--- start of Records for the task ---

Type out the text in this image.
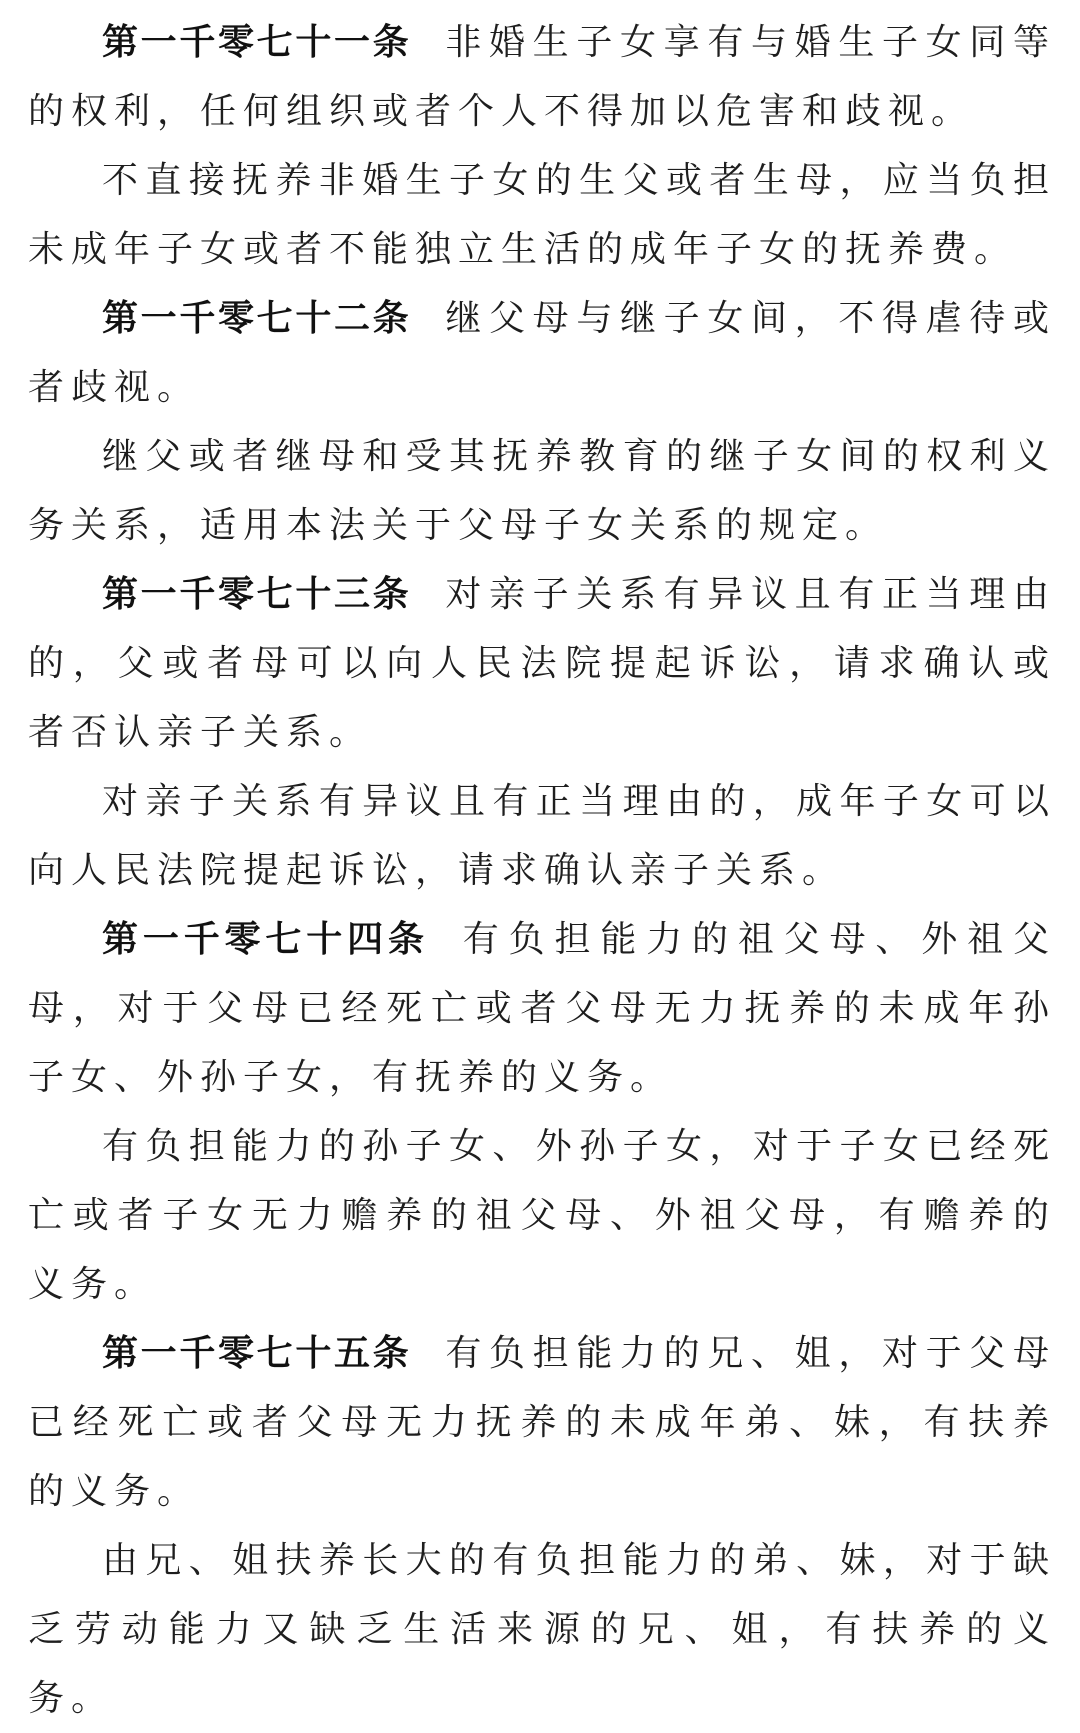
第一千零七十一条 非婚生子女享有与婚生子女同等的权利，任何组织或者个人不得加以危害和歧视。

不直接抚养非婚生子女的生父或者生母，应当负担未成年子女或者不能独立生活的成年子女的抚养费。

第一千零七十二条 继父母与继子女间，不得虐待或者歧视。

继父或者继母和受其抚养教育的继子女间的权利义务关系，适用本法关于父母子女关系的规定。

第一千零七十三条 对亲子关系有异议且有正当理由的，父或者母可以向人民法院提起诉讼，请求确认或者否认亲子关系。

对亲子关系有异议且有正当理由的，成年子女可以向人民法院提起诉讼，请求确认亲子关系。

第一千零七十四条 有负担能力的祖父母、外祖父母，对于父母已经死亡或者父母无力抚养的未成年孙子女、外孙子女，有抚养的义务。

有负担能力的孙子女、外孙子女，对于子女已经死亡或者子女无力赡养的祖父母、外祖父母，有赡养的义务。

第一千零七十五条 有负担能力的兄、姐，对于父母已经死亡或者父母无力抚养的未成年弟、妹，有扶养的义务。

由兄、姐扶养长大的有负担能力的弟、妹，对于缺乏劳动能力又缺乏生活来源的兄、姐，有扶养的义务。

--- end of Records for the task ---

> Requirement:
Among the entries above, how many lines hold the string "对亲子关系有异议且有正当理由的"? Give the number by itself.

> Response:
2